Start of Extracted records

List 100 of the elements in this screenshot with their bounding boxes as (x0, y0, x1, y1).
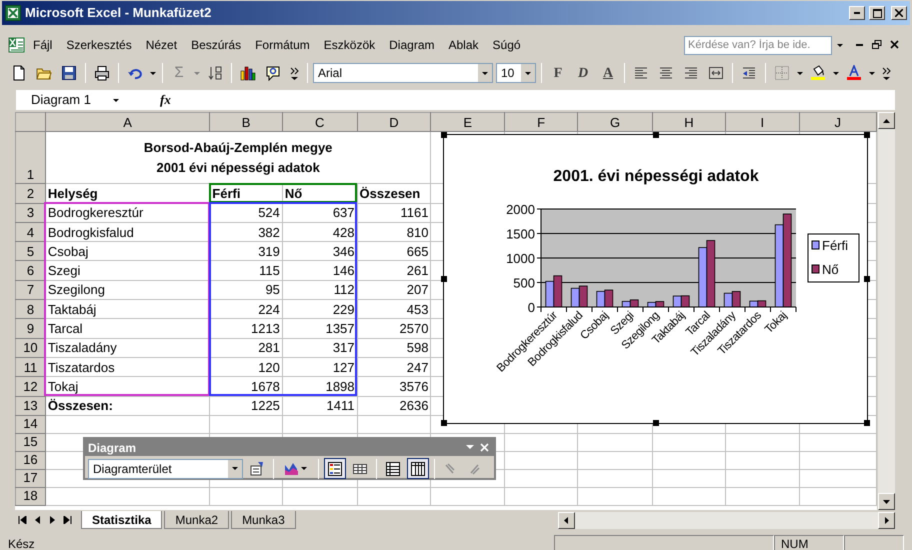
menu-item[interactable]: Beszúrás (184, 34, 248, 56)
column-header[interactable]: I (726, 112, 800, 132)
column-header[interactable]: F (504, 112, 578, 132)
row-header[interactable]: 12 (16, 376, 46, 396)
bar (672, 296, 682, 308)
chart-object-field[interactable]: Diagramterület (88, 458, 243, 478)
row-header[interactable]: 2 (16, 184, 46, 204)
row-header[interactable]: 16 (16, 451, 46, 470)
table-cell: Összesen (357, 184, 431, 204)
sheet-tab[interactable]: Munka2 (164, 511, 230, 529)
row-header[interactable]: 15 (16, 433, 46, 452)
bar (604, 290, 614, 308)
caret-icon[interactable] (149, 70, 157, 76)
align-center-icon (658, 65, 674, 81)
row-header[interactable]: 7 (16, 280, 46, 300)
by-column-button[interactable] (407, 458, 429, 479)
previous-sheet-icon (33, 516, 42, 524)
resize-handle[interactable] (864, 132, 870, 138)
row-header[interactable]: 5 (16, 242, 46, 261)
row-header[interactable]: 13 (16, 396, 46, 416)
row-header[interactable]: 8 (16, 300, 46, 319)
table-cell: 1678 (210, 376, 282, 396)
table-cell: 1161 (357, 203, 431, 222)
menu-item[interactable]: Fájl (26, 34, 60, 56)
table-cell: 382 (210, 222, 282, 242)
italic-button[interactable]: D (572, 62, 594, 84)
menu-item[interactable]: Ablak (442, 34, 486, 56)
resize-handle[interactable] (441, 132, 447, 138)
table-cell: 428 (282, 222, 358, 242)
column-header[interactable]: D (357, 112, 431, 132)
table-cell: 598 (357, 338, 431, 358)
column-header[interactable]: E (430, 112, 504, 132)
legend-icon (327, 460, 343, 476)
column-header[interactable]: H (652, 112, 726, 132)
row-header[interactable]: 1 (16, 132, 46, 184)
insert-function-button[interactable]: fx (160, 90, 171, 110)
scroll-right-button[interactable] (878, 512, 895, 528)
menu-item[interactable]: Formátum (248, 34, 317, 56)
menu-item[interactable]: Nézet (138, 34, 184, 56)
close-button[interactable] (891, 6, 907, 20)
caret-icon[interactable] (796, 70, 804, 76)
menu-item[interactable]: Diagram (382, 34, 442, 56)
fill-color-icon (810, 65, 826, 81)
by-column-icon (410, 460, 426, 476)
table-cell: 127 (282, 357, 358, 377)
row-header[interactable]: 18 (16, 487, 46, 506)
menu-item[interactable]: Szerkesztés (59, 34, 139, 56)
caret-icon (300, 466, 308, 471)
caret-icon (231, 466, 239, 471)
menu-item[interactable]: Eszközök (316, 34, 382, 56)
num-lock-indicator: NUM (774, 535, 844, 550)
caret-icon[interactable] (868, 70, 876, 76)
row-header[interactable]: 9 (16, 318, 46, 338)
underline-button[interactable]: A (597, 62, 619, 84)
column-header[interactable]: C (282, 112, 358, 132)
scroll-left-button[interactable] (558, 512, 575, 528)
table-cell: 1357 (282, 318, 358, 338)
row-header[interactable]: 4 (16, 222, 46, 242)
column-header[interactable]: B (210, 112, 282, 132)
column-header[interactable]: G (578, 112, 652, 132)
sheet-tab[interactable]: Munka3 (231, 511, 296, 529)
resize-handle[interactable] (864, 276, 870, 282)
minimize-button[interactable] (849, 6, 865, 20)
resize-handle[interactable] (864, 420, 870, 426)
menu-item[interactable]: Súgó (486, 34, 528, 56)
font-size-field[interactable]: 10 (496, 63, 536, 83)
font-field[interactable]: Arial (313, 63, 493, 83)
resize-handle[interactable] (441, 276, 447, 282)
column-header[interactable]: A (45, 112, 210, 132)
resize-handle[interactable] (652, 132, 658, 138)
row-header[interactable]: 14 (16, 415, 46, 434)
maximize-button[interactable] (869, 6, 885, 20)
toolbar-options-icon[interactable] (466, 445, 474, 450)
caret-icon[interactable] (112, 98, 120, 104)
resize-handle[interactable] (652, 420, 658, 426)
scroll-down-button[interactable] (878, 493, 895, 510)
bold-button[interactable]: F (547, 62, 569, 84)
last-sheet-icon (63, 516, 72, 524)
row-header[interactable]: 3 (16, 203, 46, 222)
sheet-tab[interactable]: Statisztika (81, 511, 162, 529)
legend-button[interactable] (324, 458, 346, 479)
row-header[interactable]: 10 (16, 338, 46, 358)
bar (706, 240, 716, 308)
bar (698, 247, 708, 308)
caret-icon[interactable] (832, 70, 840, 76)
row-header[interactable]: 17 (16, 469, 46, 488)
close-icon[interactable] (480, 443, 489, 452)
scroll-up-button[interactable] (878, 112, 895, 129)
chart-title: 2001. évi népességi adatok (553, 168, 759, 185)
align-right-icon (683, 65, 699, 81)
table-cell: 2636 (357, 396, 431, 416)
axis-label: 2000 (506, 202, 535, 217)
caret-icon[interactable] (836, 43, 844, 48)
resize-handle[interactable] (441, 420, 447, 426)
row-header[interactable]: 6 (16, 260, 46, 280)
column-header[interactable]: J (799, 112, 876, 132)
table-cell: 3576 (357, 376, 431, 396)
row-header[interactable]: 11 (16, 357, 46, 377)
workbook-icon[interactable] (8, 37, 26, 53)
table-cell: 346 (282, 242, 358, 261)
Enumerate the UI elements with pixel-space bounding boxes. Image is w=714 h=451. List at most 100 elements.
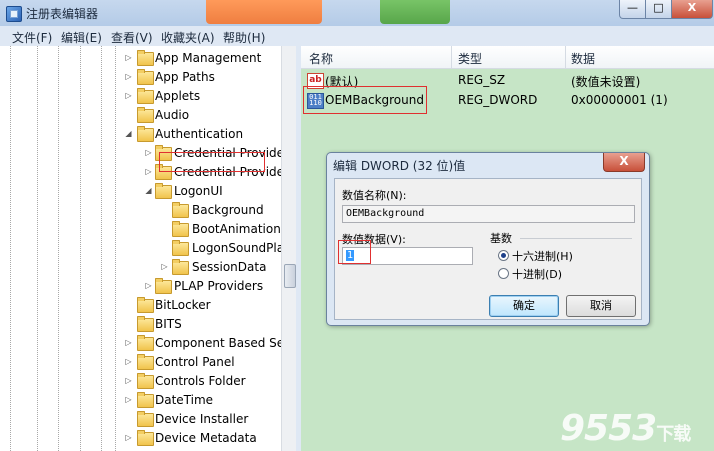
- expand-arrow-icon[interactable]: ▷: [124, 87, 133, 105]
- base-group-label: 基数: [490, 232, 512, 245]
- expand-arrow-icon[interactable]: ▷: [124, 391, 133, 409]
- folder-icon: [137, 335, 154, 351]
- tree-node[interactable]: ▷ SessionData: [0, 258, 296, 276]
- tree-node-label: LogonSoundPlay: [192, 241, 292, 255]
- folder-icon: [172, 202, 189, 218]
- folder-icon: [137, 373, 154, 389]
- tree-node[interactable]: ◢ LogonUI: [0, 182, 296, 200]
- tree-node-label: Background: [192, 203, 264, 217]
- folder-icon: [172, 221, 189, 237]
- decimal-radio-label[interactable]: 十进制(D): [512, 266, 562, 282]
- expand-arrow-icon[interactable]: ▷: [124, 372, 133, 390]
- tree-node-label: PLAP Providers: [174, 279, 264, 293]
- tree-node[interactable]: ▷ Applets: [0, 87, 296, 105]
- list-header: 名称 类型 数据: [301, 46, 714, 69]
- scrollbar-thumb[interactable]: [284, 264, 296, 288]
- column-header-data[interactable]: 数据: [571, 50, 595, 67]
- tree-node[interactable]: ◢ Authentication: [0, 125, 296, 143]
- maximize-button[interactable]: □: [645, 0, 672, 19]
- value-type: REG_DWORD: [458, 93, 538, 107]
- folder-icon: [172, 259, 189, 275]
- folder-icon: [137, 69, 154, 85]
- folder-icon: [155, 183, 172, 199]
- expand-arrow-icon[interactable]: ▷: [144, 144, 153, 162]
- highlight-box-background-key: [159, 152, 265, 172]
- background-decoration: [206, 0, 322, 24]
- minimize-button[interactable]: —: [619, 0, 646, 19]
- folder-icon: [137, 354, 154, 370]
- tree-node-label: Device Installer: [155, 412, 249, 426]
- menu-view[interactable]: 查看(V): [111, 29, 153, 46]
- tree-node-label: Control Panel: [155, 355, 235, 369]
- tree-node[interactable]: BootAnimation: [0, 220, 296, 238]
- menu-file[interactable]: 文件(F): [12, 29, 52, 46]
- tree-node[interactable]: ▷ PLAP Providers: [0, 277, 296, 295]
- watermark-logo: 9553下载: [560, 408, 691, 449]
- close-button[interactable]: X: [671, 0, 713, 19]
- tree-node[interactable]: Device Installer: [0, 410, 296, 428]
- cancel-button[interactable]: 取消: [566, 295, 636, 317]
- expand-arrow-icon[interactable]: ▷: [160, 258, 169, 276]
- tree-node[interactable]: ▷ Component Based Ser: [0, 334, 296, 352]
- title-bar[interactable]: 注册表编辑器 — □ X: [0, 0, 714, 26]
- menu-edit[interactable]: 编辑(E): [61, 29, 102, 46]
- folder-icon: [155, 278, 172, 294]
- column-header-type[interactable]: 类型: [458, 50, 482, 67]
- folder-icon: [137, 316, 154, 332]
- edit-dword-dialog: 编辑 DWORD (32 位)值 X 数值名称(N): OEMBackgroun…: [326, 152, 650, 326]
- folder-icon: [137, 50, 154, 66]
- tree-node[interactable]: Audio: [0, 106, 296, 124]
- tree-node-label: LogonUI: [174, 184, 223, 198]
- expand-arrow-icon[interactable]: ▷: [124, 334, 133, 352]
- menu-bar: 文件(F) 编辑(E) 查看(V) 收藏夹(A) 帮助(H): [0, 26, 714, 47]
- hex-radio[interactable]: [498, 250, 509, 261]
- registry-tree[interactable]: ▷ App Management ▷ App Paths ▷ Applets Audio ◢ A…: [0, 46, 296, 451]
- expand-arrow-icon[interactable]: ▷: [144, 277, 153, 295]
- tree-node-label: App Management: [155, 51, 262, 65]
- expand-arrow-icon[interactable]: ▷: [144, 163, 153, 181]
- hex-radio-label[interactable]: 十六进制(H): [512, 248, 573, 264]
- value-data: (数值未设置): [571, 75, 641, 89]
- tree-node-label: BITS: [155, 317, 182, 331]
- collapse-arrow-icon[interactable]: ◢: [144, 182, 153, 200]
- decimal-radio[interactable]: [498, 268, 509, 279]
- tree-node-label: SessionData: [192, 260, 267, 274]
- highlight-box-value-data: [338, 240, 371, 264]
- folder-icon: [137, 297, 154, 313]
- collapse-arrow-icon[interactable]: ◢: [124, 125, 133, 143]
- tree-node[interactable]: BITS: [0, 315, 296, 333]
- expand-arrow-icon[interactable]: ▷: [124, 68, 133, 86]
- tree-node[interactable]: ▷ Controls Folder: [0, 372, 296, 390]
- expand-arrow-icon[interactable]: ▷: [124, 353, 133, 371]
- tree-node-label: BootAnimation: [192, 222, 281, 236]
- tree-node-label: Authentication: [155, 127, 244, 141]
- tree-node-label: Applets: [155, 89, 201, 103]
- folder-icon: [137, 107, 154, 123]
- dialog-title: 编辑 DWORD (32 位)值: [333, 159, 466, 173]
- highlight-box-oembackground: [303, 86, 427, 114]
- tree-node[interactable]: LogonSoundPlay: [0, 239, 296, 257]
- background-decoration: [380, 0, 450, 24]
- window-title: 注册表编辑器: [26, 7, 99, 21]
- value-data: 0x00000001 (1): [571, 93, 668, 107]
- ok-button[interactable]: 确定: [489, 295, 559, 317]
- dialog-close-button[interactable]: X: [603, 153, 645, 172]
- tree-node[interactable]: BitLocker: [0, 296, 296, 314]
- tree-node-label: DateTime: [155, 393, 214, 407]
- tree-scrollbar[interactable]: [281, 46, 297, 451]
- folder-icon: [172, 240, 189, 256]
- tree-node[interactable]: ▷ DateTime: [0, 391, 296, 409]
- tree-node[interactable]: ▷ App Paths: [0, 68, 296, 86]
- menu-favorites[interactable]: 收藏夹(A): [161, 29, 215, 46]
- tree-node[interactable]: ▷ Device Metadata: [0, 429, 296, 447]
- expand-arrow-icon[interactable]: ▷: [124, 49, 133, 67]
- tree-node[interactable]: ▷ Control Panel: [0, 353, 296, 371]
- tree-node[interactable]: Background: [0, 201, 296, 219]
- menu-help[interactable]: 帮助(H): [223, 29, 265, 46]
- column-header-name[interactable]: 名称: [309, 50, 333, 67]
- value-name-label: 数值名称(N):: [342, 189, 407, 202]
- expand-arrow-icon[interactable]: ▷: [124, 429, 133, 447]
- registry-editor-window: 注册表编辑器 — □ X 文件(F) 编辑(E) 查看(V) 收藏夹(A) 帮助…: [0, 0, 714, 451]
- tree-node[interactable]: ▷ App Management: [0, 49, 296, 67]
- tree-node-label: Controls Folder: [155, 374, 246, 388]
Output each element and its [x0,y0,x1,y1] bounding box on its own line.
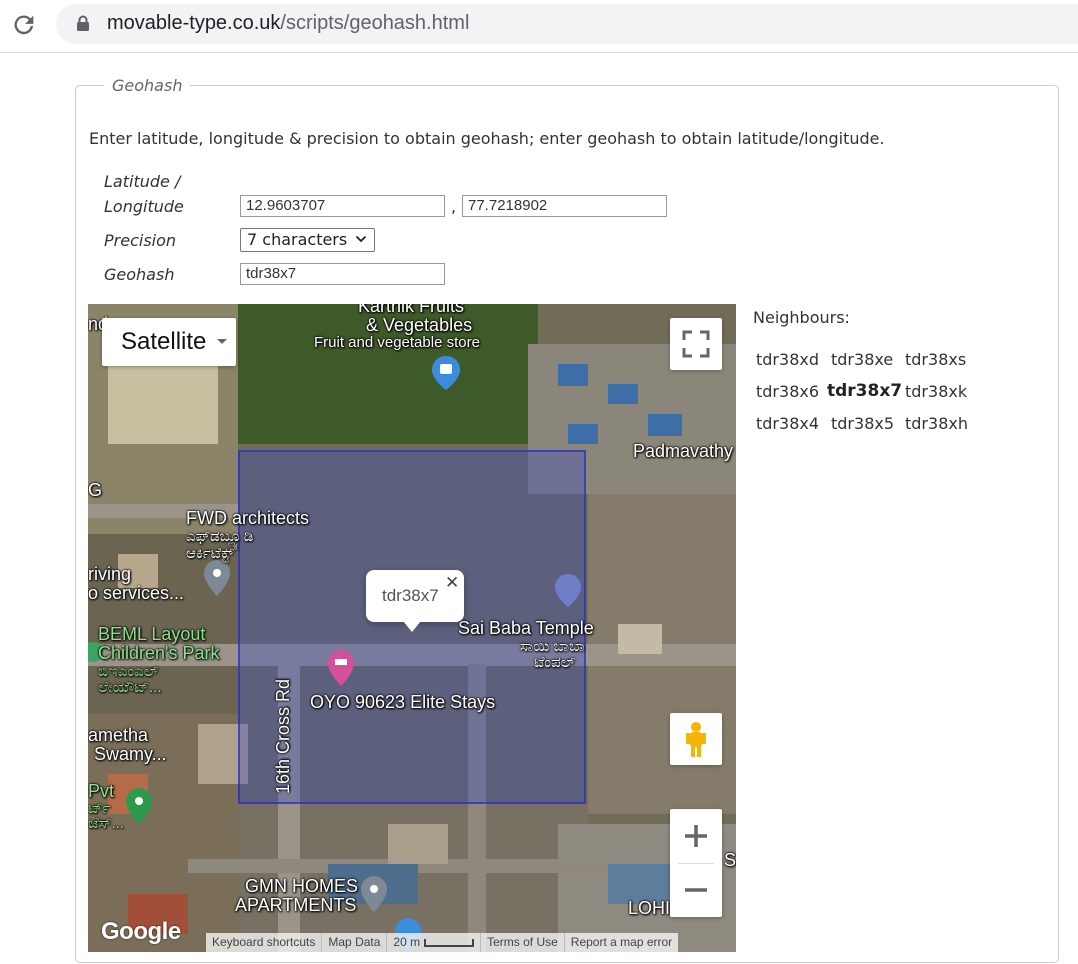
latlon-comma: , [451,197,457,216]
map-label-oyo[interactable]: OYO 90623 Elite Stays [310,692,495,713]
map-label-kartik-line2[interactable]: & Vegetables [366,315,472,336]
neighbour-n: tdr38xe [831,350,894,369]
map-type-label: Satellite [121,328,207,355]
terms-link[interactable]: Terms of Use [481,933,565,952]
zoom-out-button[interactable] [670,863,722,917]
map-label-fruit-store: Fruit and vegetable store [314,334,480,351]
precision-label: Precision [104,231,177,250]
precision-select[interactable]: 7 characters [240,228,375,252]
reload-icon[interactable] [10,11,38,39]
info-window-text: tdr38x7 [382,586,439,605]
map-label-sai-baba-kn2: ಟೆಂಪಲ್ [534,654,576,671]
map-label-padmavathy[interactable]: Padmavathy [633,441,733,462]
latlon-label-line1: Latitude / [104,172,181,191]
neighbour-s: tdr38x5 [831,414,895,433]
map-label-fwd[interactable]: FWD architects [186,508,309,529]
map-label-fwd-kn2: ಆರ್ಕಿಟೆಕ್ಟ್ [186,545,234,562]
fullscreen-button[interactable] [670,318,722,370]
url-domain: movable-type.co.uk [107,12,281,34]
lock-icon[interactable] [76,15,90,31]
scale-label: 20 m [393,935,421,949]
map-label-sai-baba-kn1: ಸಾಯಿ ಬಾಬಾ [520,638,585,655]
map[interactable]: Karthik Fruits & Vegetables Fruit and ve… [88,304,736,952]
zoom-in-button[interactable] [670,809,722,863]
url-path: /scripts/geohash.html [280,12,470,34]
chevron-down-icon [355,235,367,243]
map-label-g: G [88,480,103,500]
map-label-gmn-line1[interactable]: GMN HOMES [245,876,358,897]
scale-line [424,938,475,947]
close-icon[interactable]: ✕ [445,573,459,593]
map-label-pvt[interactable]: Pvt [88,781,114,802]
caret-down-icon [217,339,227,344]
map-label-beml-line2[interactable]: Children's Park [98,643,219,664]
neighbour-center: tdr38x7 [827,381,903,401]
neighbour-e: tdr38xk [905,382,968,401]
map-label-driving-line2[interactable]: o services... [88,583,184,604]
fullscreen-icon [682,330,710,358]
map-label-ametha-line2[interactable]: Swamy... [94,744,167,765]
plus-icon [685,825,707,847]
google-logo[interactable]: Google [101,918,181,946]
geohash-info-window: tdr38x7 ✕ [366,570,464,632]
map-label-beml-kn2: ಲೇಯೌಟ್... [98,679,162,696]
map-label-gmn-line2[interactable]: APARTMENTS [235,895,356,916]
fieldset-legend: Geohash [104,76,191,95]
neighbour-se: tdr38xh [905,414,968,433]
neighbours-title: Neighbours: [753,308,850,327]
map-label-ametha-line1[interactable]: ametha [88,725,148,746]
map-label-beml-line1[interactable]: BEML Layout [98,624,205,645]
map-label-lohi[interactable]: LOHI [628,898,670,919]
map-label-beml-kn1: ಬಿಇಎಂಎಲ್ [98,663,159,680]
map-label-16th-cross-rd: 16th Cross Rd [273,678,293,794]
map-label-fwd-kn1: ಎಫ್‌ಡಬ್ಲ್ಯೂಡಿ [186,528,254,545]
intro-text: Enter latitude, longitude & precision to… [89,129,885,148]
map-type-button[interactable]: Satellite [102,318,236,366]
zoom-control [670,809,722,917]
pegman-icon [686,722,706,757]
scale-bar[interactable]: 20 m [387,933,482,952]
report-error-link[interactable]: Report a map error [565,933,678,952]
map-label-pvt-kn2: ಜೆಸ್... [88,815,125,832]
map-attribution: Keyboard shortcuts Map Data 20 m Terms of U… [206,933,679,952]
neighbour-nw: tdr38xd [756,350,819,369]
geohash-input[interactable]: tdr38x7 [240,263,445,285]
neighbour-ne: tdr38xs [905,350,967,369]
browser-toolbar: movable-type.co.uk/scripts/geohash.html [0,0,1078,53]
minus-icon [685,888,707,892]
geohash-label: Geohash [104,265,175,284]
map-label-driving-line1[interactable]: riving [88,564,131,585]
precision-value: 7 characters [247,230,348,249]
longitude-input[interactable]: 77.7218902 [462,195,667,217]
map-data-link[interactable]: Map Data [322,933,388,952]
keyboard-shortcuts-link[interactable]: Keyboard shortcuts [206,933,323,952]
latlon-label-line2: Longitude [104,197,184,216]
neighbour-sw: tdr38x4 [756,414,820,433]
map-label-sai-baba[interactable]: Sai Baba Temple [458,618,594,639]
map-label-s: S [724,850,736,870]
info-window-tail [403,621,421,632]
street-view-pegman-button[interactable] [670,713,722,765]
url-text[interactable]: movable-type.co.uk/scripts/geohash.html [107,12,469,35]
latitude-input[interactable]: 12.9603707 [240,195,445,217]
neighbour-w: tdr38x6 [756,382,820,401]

End of Extracted records

**Stated task:** Rewrite everything from "- expand-arrow-icon[interactable]: ▷: [124, 87, 133, 105]" down to "- tree-node[interactable]: ▷ SessionData: [0, 258, 296, 276]", replacing "folder-icon" with "directory-icon" and leaving all else unchanged.

**Solved problem:**
- expand-arrow-icon[interactable]: ▷: [124, 87, 133, 105]
- base-group-label: 基数: [490, 232, 512, 245]
- expand-arrow-icon[interactable]: ▷: [124, 391, 133, 409]
- directory-icon: [137, 335, 154, 351]
- tree-node[interactable]: ▷ SessionData: [0, 258, 296, 276]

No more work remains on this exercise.